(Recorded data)
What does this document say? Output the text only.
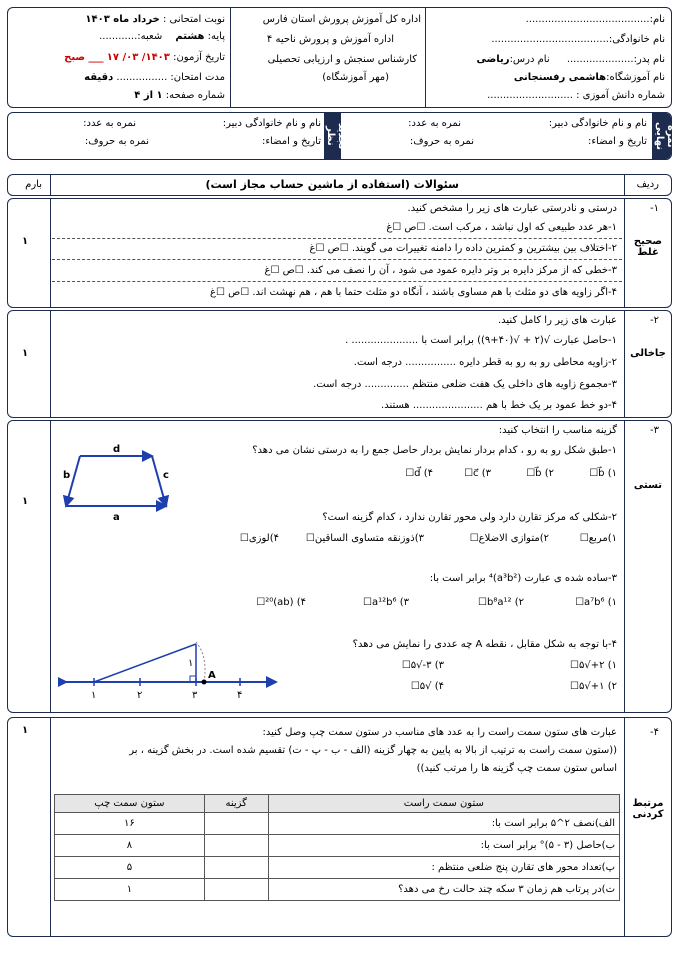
نام:.......................................
نام خانوادگی:.....................................
نام پدر:..................... نام درس:ریاضی
نام آموزشگاه:هاشمی رفسنجانی
شماره دانش آموزی : ...........................
اداره کل آموزش پرورش استان فارس
اداره آموزش و پرورش ناحیه ۴
کارشناس سنجش و ارزیابی تحصیلی
(مهر آموزشگاه)
نوبت امتحانی : خرداد ماه ۱۴۰۳
پایه: هشتم شعبه:............
تاریخ آزمون: ۱۴۰۳/ ۰۳/ ۱۷ ___ صبح
مدت امتحان: ................ دقیقه
شماره صفحه: ۱ از ۴
نمره نهایی
تجدید نظر
نام و نام خانوادگی دبیر:
نمره به عدد:
تاریخ و امضاء:
نمره به حروف:
نام و نام خانوادگی دبیر:
نمره به عدد:
تاریخ و امضاء:
نمره به حروف:
ردیف
سئوالات (استفاده از ماشین حساب مجاز است)
بارم
۱-
صحیح غلط
۱
درستی و نادرستی عبارت های زیر را مشخص کنید.
۱-هر عدد طبیعی که اول نباشد ، مرکب است. ☐ص ☐غ
۲-اختلاف بین بیشترین و کمترین داده را دامنه تغییرات می گویند. ☐ص ☐غ
۳-خطی که از مرکز دایره بر وتر دایره عمود می شود ، آن را نصف می کند. ☐ص ☐غ
۴-اگر زاویه های دو مثلث با هم مساوی باشند ، آنگاه دو مثلث حتما با هم ، هم نهشت اند. ☐ص ☐غ
۲-
جاخالی
۱
عبارت های زیر را کامل کنید.
۱-حاصل عبارت √(۲ + √(۴۰+۹)) برابر است با ..................... .
۲-زاویه محاطی رو به رو به قطر دایره ................ درجه است.
۳-مجموع زاویه های داخلی یک هفت ضلعی منتظم .............. درجه است.
۴-دو خط عمود بر یک خط با هم ...................... هستند.
۳-
تستی
۱
گزینه مناسب را انتخاب کنید:
۱-طبق شکل رو به رو ، کدام بردار نمایش بردار حاصل جمع را به درستی نشان می دهد؟
۱) b⃗☐
۲) b⃗☐
۳) c⃗☐
۴) d⃗☐
d
b	c
a	۲-شکلی که مرکز تقارن دارد ولی محور تقارن ندارد ، کدام گزینه است؟
۱)مربع☐
۲)متوازی الاضلاع☐
۳)ذوزنقه متساوی الساقین☐
۴)لوزی☐
۳-ساده شده ی عبارت (a³b²)⁴ برابر است با:
۱) a⁷b⁶☐
۲) b⁸a¹²☐
۳) a¹²b⁶☐
۴) (ab)²⁰☐
۴-با توجه به شکل مقابل ، نقطه A چه عددی را نمایش می دهد؟
۱) ۲+√۵☐
۳) ۳-√۵☐
۲) ۱+√۵☐
۴) √۵☐
۱
A
۱	۲	۳	۴
۴-
مرتبط کردنی
۱	عبارت های ستون سمت راست را به عدد های مناسب در ستون سمت چپ وصل کنید:
((ستون سمت راست به ترتیب از بالا به پایین به چهار گزینه (الف - ب - پ - ت) تقسیم شده است. در بخش گزینه ، بر
اساس ستون سمت چپ گزینه ها را مرتب کنید))
ستون سمت راست	گزینه	ستون سمت چپ
الف)نصف ۲^۵ برابر است با:		۱۶
ب)حاصل (۳ - ۵)° برابر است با:		۸
پ)تعداد محور های تقارن پنج ضلعی منتظم :		۵
ت)در پرتاب هم زمان ۳ سکه چند حالت رخ می دهد؟		۱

### EXERCISE
All of the lines above should be retyped precisely, apart from the pictures.

### TASK RESULT
What does this document say? Output the text only.
نام:.......................................
نام خانوادگی:.....................................
نام پدر:..................... نام درس:ریاضی
نام آموزشگاه:هاشمی رفسنجانی
شماره دانش آموزی : ...........................
اداره کل آموزش پرورش استان فارس
اداره آموزش و پرورش ناحیه ۴
کارشناس سنجش و ارزیابی تحصیلی
(مهر آموزشگاه)
نوبت امتحانی : خرداد ماه ۱۴۰۳
پایه: هشتم شعبه:............
تاریخ آزمون: ۱۴۰۳/ ۰۳/ ۱۷ ___ صبح
مدت امتحان: ................ دقیقه
شماره صفحه: ۱ از ۴
نمره نهایی
تجدید نظر
نام و نام خانوادگی دبیر:
نمره به عدد:
تاریخ و امضاء:
نمره به حروف:
نام و نام خانوادگی دبیر:
نمره به عدد:
تاریخ و امضاء:
نمره به حروف:
ردیف
سئوالات (استفاده از ماشین حساب مجاز است)
بارم
۱-
صحیح غلط
۱
درستی و نادرستی عبارت های زیر را مشخص کنید.
۱-هر عدد طبیعی که اول نباشد ، مرکب است. ☐ص ☐غ
۲-اختلاف بین بیشترین و کمترین داده را دامنه تغییرات می گویند. ☐ص ☐غ
۳-خطی که از مرکز دایره بر وتر دایره عمود می شود ، آن را نصف می کند. ☐ص ☐غ
۴-اگر زاویه های دو مثلث با هم مساوی باشند ، آنگاه دو مثلث حتما با هم ، هم نهشت اند. ☐ص ☐غ
۲-
جاخالی
۱
عبارت های زیر را کامل کنید.
۱-حاصل عبارت √(۲ + √(۴۰+۹)) برابر است با ..................... .
۲-زاویه محاطی رو به رو به قطر دایره ................ درجه است.
۳-مجموع زاویه های داخلی یک هفت ضلعی منتظم .............. درجه است.
۴-دو خط عمود بر یک خط با هم ...................... هستند.
۳-
تستی
۱
گزینه مناسب را انتخاب کنید:
۱-طبق شکل رو به رو ، کدام بردار نمایش بردار حاصل جمع را به درستی نشان می دهد؟
۱) b⃗☐
۲) b⃗☐
۳) c⃗☐
۴) d⃗☐
d
b	c
a	۲-شکلی که مرکز تقارن دارد ولی محور تقارن ندارد ، کدام گزینه است؟
۱)مربع☐
۲)متوازی الاضلاع☐
۳)ذوزنقه متساوی الساقین☐
۴)لوزی☐
۳-ساده شده ی عبارت (a³b²)⁴ برابر است با:
۱) a⁷b⁶☐
۲) b⁸a¹²☐
۳) a¹²b⁶☐
۴) (ab)²⁰☐
۴-با توجه به شکل مقابل ، نقطه A چه عددی را نمایش می دهد؟
۱) ۲+√۵☐
۳) ۳-√۵☐
۲) ۱+√۵☐
۴) √۵☐
۱
A
۱	۲	۳	۴
۴-
مرتبط کردنی
۱	عبارت های ستون سمت راست را به عدد های مناسب در ستون سمت چپ وصل کنید:
((ستون سمت راست به ترتیب از بالا به پایین به چهار گزینه (الف - ب - پ - ت) تقسیم شده است. در بخش گزینه ، بر
اساس ستون سمت چپ گزینه ها را مرتب کنید))
ستون سمت راست	گزینه	ستون سمت چپ
الف)نصف ۲^۵ برابر است با:		۱۶
ب)حاصل (۳ - ۵)° برابر است با:		۸
پ)تعداد محور های تقارن پنج ضلعی منتظم :		۵
ت)در پرتاب هم زمان ۳ سکه چند حالت رخ می دهد؟		۱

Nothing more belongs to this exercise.